# Short exercise
From the listing below, extract each line containing the string "caption".

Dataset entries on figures
<<<<
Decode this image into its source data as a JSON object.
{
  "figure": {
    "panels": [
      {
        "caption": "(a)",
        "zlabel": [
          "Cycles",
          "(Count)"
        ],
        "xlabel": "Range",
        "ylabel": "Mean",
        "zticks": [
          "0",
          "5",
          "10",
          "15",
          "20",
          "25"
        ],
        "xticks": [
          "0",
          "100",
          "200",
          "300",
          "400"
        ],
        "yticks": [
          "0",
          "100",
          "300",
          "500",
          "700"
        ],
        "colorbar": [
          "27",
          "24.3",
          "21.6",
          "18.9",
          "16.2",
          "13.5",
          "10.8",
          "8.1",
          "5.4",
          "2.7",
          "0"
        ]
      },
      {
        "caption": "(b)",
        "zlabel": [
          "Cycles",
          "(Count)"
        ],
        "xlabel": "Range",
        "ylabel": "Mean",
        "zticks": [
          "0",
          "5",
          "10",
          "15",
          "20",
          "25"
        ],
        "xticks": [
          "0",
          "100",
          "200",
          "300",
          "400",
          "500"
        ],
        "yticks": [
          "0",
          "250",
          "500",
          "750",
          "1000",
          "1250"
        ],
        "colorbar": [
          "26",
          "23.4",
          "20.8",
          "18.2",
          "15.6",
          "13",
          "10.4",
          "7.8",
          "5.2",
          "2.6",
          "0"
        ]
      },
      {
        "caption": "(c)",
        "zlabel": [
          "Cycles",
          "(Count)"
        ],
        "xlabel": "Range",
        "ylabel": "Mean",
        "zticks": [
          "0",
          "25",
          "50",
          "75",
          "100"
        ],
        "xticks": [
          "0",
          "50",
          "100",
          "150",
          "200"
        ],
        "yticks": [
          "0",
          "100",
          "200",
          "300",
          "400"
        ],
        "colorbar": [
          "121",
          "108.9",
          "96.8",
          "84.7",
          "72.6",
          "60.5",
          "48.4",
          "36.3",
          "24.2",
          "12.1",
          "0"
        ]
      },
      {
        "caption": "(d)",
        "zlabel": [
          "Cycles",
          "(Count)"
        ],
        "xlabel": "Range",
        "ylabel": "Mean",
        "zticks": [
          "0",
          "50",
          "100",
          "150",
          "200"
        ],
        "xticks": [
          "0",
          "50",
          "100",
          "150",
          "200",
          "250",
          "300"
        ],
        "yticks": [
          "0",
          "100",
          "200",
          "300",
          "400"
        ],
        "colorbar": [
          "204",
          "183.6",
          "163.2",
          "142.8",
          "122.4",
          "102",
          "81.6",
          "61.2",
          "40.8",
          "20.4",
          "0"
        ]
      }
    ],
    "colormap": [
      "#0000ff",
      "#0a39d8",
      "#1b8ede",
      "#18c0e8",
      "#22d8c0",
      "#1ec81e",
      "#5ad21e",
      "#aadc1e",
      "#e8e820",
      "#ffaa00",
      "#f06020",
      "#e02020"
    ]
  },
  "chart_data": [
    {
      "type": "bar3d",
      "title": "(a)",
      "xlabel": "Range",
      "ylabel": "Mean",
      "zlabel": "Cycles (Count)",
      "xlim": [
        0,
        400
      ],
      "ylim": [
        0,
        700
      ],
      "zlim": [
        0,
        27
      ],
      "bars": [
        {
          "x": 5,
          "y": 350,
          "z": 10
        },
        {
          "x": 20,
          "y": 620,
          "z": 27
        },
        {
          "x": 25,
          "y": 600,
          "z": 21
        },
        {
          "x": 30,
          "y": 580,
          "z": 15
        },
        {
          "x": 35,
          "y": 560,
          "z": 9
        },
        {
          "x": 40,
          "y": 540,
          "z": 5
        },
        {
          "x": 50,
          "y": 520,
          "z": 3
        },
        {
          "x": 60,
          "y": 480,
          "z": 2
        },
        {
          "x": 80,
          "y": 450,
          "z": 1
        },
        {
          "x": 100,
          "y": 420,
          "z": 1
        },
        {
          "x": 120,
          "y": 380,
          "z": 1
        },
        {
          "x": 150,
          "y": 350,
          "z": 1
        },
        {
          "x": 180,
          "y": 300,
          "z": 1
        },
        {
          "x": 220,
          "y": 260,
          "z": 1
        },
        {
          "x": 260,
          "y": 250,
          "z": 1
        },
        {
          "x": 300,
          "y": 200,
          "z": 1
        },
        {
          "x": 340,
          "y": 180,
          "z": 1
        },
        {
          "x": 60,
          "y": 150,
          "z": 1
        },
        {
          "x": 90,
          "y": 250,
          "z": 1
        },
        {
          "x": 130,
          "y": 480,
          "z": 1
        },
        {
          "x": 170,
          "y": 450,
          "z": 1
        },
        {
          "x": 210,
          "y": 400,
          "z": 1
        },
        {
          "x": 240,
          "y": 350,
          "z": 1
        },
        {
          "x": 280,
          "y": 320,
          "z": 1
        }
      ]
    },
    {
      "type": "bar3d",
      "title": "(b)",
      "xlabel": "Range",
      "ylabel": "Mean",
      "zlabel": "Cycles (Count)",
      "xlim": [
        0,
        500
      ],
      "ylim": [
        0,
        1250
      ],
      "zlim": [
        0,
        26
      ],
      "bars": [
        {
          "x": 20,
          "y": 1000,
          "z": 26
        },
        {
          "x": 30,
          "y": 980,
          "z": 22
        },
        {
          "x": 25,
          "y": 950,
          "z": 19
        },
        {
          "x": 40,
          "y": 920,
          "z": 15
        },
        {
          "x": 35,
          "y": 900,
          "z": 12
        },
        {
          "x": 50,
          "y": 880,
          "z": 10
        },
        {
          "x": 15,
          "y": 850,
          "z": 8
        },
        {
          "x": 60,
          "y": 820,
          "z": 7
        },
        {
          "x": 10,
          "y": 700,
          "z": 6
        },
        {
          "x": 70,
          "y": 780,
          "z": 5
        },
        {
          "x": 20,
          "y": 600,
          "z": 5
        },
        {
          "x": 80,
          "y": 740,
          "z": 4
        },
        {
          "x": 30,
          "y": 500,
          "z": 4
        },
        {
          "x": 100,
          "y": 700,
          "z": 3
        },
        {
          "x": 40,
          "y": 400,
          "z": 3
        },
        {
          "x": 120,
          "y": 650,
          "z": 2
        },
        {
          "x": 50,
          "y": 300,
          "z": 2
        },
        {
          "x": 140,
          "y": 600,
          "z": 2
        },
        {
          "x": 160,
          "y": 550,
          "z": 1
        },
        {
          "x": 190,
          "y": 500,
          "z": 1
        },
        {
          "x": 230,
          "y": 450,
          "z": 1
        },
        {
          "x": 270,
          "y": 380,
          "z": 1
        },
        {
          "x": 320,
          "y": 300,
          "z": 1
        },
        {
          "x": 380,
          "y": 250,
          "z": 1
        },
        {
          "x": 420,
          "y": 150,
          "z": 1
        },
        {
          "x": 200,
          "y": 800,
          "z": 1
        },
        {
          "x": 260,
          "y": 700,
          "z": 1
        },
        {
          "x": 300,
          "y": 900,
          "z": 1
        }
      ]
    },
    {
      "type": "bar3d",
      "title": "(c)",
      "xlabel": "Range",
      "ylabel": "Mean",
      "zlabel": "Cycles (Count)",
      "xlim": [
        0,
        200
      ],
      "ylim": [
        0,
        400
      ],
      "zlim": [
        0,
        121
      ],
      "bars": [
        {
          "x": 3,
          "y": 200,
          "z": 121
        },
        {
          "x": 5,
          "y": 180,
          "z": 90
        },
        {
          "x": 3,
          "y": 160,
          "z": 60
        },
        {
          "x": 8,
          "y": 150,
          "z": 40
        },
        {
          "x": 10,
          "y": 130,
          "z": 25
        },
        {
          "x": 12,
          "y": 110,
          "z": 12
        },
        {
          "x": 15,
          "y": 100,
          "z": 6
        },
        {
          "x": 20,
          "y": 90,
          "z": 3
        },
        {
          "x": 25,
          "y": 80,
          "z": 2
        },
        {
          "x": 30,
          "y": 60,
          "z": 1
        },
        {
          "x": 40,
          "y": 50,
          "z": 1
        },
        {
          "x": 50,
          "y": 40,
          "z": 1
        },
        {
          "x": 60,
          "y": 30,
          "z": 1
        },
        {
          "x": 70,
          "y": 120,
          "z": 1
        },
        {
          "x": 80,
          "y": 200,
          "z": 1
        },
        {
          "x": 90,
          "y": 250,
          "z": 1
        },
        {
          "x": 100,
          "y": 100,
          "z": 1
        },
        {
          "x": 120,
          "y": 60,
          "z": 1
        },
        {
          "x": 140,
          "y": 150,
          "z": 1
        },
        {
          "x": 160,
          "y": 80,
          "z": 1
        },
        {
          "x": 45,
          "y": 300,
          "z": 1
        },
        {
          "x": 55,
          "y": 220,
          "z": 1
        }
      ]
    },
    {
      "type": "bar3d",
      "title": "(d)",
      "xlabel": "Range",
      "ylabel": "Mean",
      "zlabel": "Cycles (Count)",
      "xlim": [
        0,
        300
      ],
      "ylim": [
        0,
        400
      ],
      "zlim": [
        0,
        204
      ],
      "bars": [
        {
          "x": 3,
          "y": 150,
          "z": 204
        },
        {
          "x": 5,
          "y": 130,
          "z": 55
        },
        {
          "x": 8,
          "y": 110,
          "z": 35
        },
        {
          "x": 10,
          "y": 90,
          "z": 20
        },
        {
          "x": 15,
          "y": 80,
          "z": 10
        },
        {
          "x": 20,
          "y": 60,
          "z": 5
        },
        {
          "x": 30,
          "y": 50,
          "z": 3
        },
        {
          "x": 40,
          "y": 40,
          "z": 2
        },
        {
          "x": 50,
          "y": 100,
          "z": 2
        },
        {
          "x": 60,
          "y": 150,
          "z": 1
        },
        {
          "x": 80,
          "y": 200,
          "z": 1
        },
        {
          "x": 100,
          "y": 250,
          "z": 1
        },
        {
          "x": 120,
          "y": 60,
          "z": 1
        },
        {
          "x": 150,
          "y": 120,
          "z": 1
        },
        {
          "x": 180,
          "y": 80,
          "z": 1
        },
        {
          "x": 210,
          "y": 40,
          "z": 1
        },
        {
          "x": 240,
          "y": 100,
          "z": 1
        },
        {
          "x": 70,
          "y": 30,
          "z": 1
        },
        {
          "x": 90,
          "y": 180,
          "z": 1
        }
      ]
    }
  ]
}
>>>>
# Worked answer
        "caption": "(a)",
        "caption": "(b)",
        "caption": "(c)",
        "caption": "(d)",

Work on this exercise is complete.